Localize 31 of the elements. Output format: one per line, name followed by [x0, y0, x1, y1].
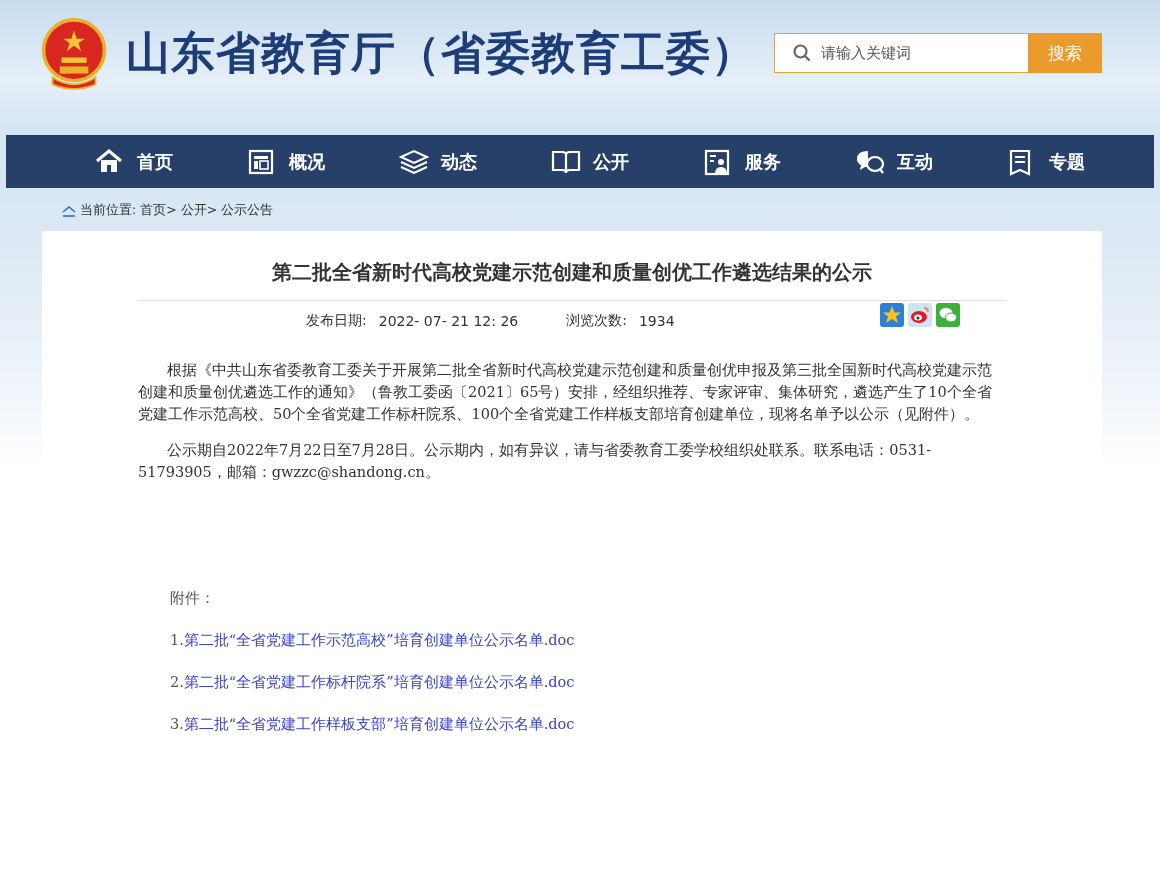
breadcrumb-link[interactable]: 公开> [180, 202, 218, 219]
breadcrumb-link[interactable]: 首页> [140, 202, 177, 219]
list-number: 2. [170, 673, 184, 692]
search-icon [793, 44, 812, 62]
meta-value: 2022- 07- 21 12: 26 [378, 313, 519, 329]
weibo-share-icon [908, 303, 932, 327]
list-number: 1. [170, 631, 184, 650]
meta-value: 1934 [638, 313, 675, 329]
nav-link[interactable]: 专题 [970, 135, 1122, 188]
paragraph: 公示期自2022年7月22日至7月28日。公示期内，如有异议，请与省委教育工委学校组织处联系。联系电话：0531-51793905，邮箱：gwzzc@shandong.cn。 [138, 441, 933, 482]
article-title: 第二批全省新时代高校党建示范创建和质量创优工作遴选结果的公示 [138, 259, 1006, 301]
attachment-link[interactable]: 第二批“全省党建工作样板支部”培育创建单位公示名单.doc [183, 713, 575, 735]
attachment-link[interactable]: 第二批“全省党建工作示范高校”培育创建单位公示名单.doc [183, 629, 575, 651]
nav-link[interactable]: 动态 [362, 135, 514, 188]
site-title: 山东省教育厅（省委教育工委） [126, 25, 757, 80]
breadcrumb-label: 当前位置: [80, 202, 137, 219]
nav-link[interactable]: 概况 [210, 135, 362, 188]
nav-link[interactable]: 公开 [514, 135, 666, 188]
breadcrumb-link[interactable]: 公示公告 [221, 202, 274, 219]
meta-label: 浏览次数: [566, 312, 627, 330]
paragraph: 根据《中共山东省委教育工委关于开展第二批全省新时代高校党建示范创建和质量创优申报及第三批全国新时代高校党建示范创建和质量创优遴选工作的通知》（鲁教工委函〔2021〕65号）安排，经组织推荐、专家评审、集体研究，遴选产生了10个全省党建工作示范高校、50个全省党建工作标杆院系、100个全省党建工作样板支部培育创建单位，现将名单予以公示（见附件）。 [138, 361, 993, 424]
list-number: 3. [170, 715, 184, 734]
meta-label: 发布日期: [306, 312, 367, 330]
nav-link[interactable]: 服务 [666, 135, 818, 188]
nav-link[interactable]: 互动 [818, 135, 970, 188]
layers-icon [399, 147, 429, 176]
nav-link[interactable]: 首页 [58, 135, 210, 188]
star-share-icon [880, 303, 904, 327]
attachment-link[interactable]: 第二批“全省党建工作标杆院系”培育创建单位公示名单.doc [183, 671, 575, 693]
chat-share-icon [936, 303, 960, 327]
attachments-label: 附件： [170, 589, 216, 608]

# [Challenge]
Output the rows above again line for line, leaving out the picture.

# [The response]
Localize 31 of the elements. Output format: one per line, name followed by [x0, y0, x1, y1].
breadcrumb-link[interactable]: 公开> [180, 202, 218, 219]
breadcrumb-link[interactable]: 首页> [140, 202, 177, 219]
list-number: 2. [170, 673, 184, 692]
search-icon [793, 44, 812, 62]
meta-value: 2022- 07- 21 12: 26 [378, 313, 519, 329]
weibo-share-icon [908, 303, 932, 327]
list-number: 1. [170, 631, 184, 650]
meta-value: 1934 [638, 313, 675, 329]
nav-link[interactable]: 专题 [970, 135, 1122, 188]
paragraph: 公示期自2022年7月22日至7月28日。公示期内，如有异议，请与省委教育工委学校组织处联系。联系电话：0531-51793905，邮箱：gwzzc@shandong.cn。 [138, 441, 933, 482]
article-title: 第二批全省新时代高校党建示范创建和质量创优工作遴选结果的公示 [138, 259, 1006, 301]
attachment-link[interactable]: 第二批“全省党建工作样板支部”培育创建单位公示名单.doc [183, 713, 575, 735]
attachment-link[interactable]: 第二批“全省党建工作示范高校”培育创建单位公示名单.doc [183, 629, 575, 651]
nav-link[interactable]: 动态 [362, 135, 514, 188]
site-title: 山东省教育厅（省委教育工委） [126, 25, 757, 80]
breadcrumb-label: 当前位置: [80, 202, 137, 219]
nav-link[interactable]: 概况 [210, 135, 362, 188]
nav-link[interactable]: 公开 [514, 135, 666, 188]
breadcrumb-link[interactable]: 公示公告 [221, 202, 274, 219]
meta-label: 浏览次数: [566, 312, 627, 330]
paragraph: 根据《中共山东省委教育工委关于开展第二批全省新时代高校党建示范创建和质量创优申报及第三批全国新时代高校党建示范创建和质量创优遴选工作的通知》（鲁教工委函〔2021〕65号）安排，经组织推荐、专家评审、集体研究，遴选产生了10个全省党建工作示范高校、50个全省党建工作标杆院系、100个全省党建工作样板支部培育创建单位，现将名单予以公示（见附件）。 [138, 361, 993, 424]
list-number: 3. [170, 715, 184, 734]
meta-label: 发布日期: [306, 312, 367, 330]
nav-link[interactable]: 服务 [666, 135, 818, 188]
nav-link[interactable]: 互动 [818, 135, 970, 188]
layers-icon [399, 147, 429, 176]
nav-link[interactable]: 首页 [58, 135, 210, 188]
star-share-icon [880, 303, 904, 327]
attachment-link[interactable]: 第二批“全省党建工作标杆院系”培育创建单位公示名单.doc [183, 671, 575, 693]
chat-share-icon [936, 303, 960, 327]
attachments-label: 附件： [170, 589, 216, 608]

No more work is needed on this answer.